- _SHORT EXERCISE_:
All lines featuring the string "Central" are to be listed.
───── RECORDED INFORMATION ─────
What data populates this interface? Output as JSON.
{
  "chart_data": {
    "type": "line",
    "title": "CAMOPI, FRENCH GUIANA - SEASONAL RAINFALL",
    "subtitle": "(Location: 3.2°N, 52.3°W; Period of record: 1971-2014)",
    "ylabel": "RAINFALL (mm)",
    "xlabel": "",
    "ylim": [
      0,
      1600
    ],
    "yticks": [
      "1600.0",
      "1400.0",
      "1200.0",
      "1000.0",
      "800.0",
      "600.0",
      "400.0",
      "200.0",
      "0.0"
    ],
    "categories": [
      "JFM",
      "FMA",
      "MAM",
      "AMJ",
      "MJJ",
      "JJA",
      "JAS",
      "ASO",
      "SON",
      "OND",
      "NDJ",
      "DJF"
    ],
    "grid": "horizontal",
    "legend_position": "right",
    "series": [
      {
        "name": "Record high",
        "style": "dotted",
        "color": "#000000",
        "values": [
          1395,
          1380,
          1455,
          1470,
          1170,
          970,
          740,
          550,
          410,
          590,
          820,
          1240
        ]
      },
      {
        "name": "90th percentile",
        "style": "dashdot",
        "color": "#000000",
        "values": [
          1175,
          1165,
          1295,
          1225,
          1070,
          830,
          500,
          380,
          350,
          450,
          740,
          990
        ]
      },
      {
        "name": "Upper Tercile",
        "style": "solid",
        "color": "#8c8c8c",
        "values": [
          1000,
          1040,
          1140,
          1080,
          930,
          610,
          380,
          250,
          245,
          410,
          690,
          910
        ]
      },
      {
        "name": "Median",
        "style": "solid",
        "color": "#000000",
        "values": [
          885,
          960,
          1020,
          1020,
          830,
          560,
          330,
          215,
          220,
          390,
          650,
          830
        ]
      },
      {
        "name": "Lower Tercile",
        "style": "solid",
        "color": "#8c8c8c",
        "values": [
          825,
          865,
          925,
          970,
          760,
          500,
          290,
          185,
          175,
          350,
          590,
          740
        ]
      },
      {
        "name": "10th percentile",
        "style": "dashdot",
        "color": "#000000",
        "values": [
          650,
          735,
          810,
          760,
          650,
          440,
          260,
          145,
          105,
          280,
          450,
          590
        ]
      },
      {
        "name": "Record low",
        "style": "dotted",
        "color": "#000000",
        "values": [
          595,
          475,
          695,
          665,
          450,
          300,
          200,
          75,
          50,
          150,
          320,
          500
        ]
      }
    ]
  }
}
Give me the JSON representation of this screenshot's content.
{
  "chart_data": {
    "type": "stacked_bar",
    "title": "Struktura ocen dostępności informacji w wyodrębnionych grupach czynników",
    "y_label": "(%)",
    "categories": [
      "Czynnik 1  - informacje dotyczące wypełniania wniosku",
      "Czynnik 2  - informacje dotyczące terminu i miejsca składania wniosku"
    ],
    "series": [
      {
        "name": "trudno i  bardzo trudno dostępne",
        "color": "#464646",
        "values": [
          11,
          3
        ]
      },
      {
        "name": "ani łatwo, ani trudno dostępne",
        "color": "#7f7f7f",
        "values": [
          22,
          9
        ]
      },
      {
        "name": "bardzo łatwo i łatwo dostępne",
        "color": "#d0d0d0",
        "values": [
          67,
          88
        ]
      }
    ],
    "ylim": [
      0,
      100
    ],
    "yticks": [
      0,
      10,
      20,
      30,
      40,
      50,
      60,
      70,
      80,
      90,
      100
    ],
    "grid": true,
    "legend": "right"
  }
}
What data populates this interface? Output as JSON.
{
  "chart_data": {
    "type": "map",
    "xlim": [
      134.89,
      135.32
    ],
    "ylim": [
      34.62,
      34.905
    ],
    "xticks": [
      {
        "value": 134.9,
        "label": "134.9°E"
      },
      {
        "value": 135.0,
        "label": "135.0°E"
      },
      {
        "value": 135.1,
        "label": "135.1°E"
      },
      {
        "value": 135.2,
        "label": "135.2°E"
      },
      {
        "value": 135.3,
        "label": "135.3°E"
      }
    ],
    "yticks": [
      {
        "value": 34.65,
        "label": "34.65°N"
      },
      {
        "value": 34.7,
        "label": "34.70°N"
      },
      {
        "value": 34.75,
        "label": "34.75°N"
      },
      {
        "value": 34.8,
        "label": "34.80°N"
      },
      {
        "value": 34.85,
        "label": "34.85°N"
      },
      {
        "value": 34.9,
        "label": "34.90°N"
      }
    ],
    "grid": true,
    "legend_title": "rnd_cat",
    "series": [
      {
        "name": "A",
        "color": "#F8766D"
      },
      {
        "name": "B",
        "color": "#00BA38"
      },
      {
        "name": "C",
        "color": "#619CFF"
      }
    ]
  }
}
─────
───── RECORDED INFORMATION ─────
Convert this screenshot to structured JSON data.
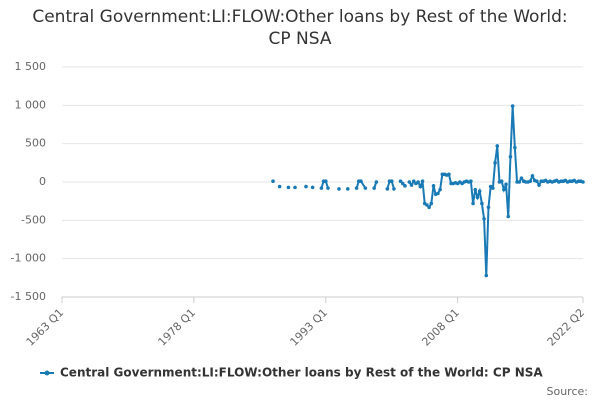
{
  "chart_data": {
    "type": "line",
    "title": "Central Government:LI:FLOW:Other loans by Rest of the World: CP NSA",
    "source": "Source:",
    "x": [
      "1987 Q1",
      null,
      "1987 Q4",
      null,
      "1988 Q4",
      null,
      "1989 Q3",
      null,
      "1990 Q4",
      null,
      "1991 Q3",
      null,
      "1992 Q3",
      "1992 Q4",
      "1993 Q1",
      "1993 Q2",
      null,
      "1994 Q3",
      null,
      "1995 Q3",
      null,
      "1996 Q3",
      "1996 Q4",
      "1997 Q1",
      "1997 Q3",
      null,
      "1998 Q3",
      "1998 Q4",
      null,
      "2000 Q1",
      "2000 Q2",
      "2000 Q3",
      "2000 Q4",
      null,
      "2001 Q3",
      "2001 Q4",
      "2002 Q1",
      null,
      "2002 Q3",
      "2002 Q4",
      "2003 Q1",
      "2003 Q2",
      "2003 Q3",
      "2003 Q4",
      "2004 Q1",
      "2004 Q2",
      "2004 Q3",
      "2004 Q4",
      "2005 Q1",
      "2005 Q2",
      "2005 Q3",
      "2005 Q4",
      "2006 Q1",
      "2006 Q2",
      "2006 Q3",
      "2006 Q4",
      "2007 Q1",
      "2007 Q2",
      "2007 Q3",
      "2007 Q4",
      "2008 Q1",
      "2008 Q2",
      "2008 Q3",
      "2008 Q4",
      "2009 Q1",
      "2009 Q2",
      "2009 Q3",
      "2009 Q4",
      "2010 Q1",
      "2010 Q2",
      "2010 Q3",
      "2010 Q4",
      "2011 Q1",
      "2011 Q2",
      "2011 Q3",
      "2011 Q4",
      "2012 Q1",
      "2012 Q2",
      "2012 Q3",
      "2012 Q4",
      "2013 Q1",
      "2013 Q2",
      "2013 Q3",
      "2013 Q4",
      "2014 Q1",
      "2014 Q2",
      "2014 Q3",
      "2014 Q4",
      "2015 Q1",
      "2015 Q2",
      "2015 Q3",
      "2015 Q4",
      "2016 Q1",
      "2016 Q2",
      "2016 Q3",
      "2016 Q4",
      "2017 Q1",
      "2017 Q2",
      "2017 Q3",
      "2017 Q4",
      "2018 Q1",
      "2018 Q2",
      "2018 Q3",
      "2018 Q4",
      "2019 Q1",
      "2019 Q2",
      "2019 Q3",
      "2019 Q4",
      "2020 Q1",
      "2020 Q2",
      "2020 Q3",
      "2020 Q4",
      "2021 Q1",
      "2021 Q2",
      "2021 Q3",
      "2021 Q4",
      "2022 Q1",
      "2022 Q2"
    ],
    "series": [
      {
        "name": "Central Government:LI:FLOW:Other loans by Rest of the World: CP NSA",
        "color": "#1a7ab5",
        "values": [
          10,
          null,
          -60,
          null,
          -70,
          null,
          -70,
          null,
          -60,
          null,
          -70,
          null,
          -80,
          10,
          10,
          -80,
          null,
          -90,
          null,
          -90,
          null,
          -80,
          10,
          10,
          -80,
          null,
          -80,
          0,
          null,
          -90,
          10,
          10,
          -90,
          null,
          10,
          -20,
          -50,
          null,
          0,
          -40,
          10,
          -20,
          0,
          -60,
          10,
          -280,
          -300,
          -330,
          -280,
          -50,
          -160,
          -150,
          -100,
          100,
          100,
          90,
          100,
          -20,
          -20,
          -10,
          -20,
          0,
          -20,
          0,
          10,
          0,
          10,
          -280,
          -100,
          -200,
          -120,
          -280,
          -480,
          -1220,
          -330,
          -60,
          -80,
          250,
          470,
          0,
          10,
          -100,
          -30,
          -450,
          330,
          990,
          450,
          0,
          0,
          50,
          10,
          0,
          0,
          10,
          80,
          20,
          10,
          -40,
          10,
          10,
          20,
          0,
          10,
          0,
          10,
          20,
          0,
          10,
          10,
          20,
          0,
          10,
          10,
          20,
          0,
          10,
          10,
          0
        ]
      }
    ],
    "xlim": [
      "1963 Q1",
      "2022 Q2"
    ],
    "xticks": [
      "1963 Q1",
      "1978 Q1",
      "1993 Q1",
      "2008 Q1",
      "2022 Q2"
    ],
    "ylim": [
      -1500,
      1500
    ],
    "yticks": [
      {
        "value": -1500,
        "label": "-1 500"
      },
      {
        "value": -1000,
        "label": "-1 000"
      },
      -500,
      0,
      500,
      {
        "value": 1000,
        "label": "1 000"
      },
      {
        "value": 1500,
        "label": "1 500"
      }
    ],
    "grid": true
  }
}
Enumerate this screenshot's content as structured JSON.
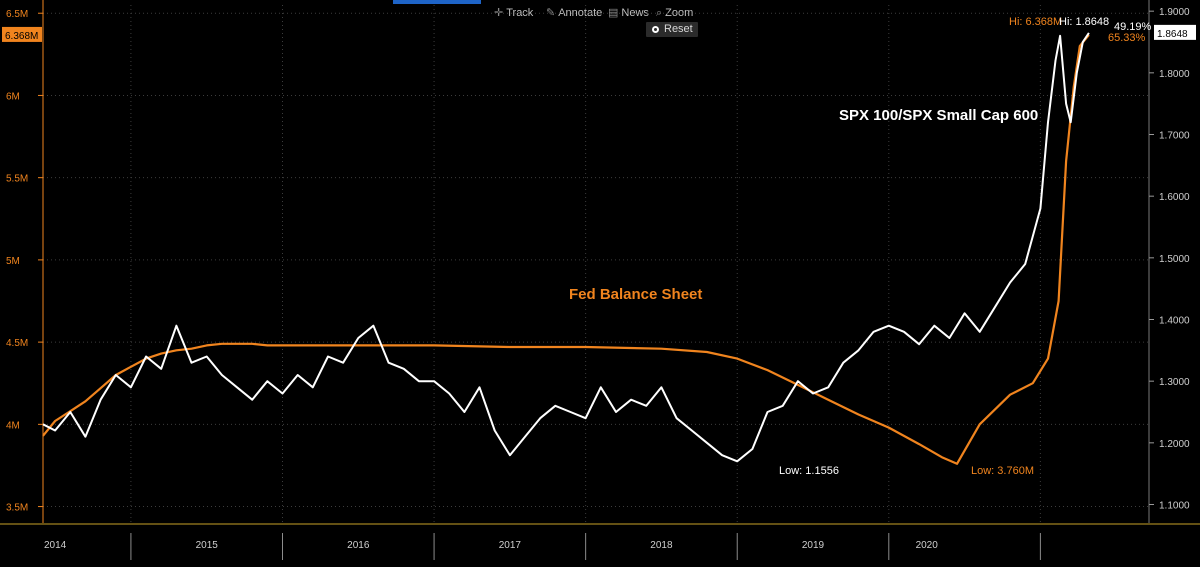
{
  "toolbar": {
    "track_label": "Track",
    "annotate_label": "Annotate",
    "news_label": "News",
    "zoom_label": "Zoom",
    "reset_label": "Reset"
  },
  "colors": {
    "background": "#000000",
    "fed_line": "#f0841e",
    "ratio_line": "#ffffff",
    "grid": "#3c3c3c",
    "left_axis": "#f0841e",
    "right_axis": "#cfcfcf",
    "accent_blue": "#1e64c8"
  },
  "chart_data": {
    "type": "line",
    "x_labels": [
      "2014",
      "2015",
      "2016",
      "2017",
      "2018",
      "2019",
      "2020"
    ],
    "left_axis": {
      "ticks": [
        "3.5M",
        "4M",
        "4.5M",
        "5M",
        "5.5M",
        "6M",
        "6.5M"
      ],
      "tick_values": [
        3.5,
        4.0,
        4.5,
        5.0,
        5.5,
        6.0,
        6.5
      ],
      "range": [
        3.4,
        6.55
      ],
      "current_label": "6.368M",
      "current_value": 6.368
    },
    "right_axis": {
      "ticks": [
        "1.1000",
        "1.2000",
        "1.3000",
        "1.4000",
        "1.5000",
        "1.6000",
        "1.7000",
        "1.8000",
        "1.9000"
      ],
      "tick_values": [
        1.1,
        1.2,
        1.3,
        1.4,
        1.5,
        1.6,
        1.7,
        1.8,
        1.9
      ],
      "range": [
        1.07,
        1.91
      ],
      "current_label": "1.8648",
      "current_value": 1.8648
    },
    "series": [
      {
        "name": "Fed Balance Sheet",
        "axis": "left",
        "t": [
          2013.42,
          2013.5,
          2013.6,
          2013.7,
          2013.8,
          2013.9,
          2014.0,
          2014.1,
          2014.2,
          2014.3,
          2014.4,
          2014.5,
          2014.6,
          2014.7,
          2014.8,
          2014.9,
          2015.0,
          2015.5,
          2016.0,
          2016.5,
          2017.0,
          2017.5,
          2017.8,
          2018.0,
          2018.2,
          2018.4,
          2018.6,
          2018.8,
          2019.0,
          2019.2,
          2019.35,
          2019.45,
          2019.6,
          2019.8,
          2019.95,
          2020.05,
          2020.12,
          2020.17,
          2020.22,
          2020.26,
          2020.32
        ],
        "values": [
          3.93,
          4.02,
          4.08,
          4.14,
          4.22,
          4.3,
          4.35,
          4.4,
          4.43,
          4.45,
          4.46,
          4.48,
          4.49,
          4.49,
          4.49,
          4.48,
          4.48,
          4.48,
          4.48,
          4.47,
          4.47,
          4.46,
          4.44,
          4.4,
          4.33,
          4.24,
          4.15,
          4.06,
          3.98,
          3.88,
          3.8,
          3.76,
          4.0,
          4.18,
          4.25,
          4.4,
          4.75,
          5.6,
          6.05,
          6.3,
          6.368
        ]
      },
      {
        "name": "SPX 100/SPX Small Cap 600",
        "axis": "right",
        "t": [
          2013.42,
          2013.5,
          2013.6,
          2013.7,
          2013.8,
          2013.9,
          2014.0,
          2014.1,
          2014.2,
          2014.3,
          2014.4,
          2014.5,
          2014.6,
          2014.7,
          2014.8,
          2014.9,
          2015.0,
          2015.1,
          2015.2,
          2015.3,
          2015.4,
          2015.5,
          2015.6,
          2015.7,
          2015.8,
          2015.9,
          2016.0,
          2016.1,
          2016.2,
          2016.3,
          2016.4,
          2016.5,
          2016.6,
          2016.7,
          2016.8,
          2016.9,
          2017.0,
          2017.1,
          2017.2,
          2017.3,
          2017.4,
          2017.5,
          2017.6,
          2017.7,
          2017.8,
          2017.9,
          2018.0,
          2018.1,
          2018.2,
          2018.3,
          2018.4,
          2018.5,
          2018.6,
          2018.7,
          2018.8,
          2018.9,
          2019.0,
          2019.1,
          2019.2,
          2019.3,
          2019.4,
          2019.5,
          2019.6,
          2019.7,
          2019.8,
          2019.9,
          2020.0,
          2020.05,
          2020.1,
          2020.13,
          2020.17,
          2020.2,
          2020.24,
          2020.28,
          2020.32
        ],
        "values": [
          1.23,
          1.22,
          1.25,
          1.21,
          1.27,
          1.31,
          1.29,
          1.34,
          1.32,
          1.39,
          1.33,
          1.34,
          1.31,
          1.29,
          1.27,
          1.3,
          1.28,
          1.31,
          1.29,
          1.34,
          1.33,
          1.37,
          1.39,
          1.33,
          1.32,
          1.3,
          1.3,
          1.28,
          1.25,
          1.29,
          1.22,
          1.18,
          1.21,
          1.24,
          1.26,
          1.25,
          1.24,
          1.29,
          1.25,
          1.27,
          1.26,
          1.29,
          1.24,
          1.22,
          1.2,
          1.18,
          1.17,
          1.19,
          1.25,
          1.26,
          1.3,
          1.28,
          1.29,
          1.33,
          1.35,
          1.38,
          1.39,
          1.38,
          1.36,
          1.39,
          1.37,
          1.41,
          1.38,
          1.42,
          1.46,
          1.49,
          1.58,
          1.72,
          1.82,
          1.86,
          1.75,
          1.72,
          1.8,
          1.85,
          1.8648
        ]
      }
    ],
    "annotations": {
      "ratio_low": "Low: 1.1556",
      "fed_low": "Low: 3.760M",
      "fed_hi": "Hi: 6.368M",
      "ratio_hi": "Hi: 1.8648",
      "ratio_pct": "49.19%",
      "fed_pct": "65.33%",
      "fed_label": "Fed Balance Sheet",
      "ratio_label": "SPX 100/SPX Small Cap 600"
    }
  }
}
─────
- _CORRECT OUTPUT_:
    "title": "Central Government:LI:FLOW:Other loans by Rest of the World: CP NSA",
        "name": "Central Government:LI:FLOW:Other loans by Rest of the World: CP NSA",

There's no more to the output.